::: Records for this exercise :::

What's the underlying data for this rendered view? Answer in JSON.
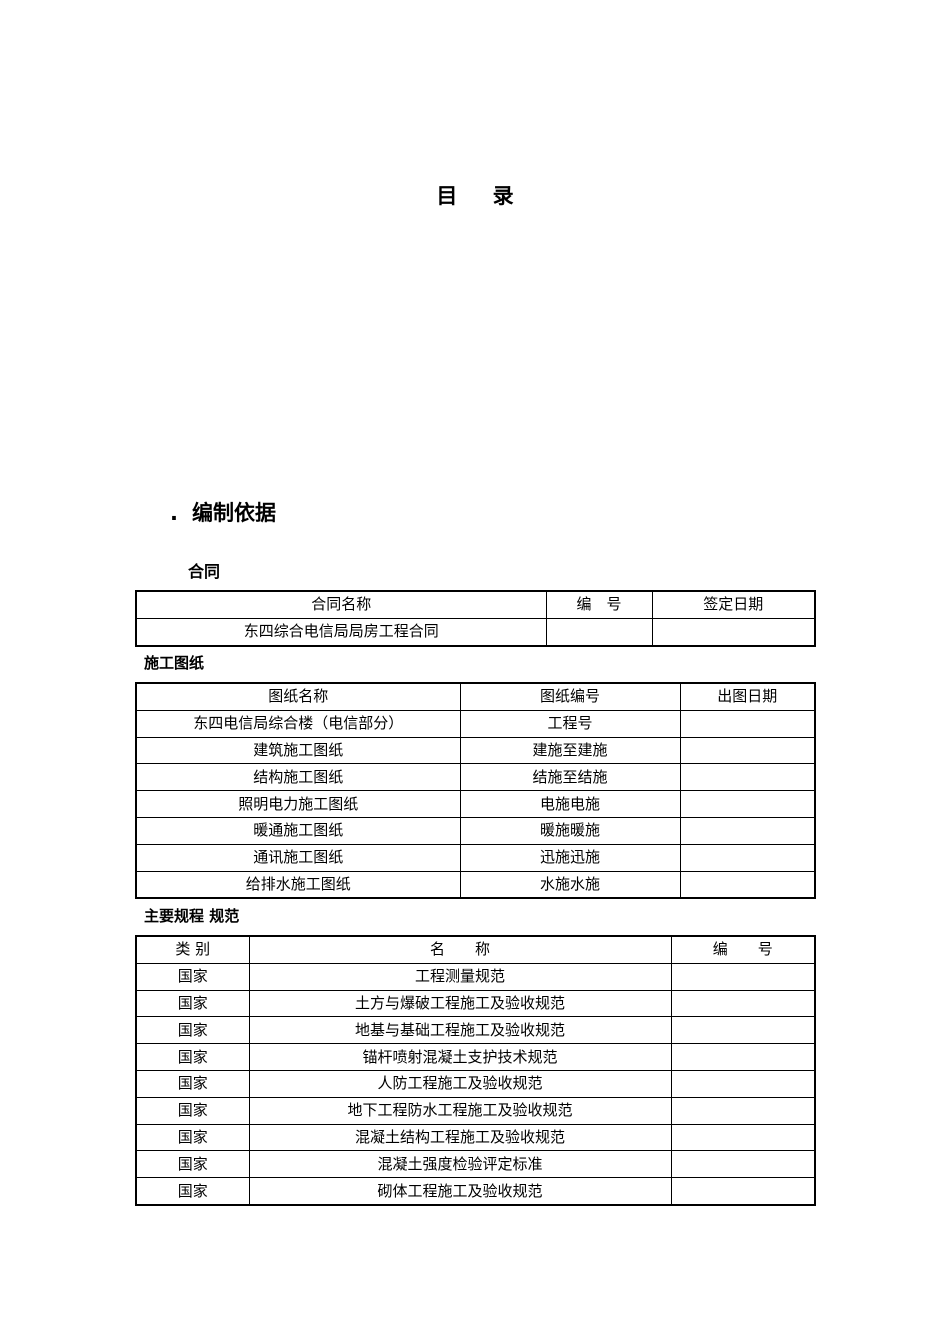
{
  "title": "目 录",
  "section": {
    "number": ".",
    "heading": "编制依据"
  },
  "contract": {
    "heading": "合同",
    "columns": [
      "合同名称",
      "编　号",
      "签定日期"
    ],
    "rows": [
      [
        "东四综合电信局局房工程合同",
        "",
        ""
      ]
    ]
  },
  "drawings": {
    "heading": "施工图纸",
    "columns": [
      "图纸名称",
      "图纸编号",
      "出图日期"
    ],
    "rows": [
      [
        "东四电信局综合楼（电信部分）",
        "工程号",
        ""
      ],
      [
        "建筑施工图纸",
        "建施至建施",
        ""
      ],
      [
        "结构施工图纸",
        "结施至结施",
        ""
      ],
      [
        "照明电力施工图纸",
        "电施电施",
        ""
      ],
      [
        "暖通施工图纸",
        "暖施暖施",
        ""
      ],
      [
        "通讯施工图纸",
        "迅施迅施",
        ""
      ],
      [
        "给排水施工图纸",
        "水施水施",
        ""
      ]
    ]
  },
  "standards": {
    "heading": "主要规程 规范",
    "columns": [
      "类 别",
      "名　　称",
      "编　　号"
    ],
    "rows": [
      [
        "国家",
        "工程测量规范",
        ""
      ],
      [
        "国家",
        "土方与爆破工程施工及验收规范",
        ""
      ],
      [
        "国家",
        "地基与基础工程施工及验收规范",
        ""
      ],
      [
        "国家",
        "锚杆喷射混凝土支护技术规范",
        ""
      ],
      [
        "国家",
        "人防工程施工及验收规范",
        ""
      ],
      [
        "国家",
        "地下工程防水工程施工及验收规范",
        ""
      ],
      [
        "国家",
        "混凝土结构工程施工及验收规范",
        ""
      ],
      [
        "国家",
        "混凝土强度检验评定标准",
        ""
      ],
      [
        "国家",
        "砌体工程施工及验收规范",
        ""
      ]
    ]
  }
}
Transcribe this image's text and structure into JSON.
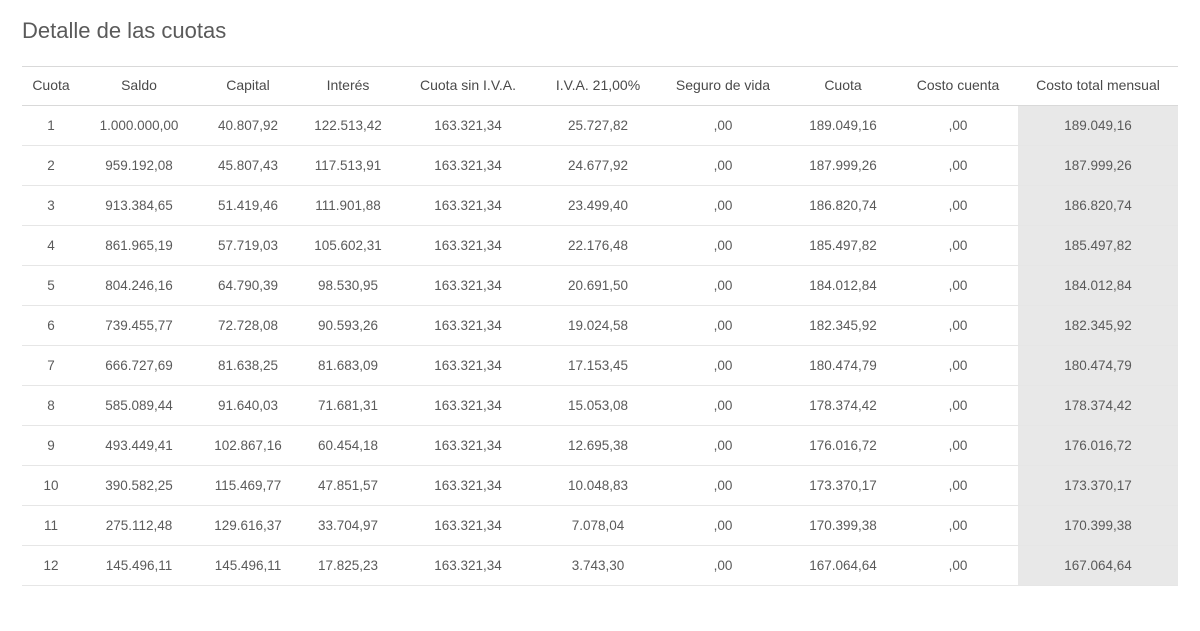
{
  "title": "Detalle de las cuotas",
  "table": {
    "columns": [
      "Cuota",
      "Saldo",
      "Capital",
      "Interés",
      "Cuota sin I.V.A.",
      "I.V.A. 21,00%",
      "Seguro de vida",
      "Cuota",
      "Costo cuenta",
      "Costo total mensual"
    ],
    "highlight_last_column": true,
    "border_color": "#d9d9d9",
    "row_border_color": "#e6e6e6",
    "highlight_bg": "#e8e8e8",
    "text_color": "#5a5a5a",
    "header_fontsize": 14,
    "cell_fontsize": 13.5,
    "rows": [
      [
        "1",
        "1.000.000,00",
        "40.807,92",
        "122.513,42",
        "163.321,34",
        "25.727,82",
        ",00",
        "189.049,16",
        ",00",
        "189.049,16"
      ],
      [
        "2",
        "959.192,08",
        "45.807,43",
        "117.513,91",
        "163.321,34",
        "24.677,92",
        ",00",
        "187.999,26",
        ",00",
        "187.999,26"
      ],
      [
        "3",
        "913.384,65",
        "51.419,46",
        "111.901,88",
        "163.321,34",
        "23.499,40",
        ",00",
        "186.820,74",
        ",00",
        "186.820,74"
      ],
      [
        "4",
        "861.965,19",
        "57.719,03",
        "105.602,31",
        "163.321,34",
        "22.176,48",
        ",00",
        "185.497,82",
        ",00",
        "185.497,82"
      ],
      [
        "5",
        "804.246,16",
        "64.790,39",
        "98.530,95",
        "163.321,34",
        "20.691,50",
        ",00",
        "184.012,84",
        ",00",
        "184.012,84"
      ],
      [
        "6",
        "739.455,77",
        "72.728,08",
        "90.593,26",
        "163.321,34",
        "19.024,58",
        ",00",
        "182.345,92",
        ",00",
        "182.345,92"
      ],
      [
        "7",
        "666.727,69",
        "81.638,25",
        "81.683,09",
        "163.321,34",
        "17.153,45",
        ",00",
        "180.474,79",
        ",00",
        "180.474,79"
      ],
      [
        "8",
        "585.089,44",
        "91.640,03",
        "71.681,31",
        "163.321,34",
        "15.053,08",
        ",00",
        "178.374,42",
        ",00",
        "178.374,42"
      ],
      [
        "9",
        "493.449,41",
        "102.867,16",
        "60.454,18",
        "163.321,34",
        "12.695,38",
        ",00",
        "176.016,72",
        ",00",
        "176.016,72"
      ],
      [
        "10",
        "390.582,25",
        "115.469,77",
        "47.851,57",
        "163.321,34",
        "10.048,83",
        ",00",
        "173.370,17",
        ",00",
        "173.370,17"
      ],
      [
        "11",
        "275.112,48",
        "129.616,37",
        "33.704,97",
        "163.321,34",
        "7.078,04",
        ",00",
        "170.399,38",
        ",00",
        "170.399,38"
      ],
      [
        "12",
        "145.496,11",
        "145.496,11",
        "17.825,23",
        "163.321,34",
        "3.743,30",
        ",00",
        "167.064,64",
        ",00",
        "167.064,64"
      ]
    ]
  }
}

:::

What the task asks
Count the lines of these entries that hold the string "heading", and give only that number.

Solution to this exercise
4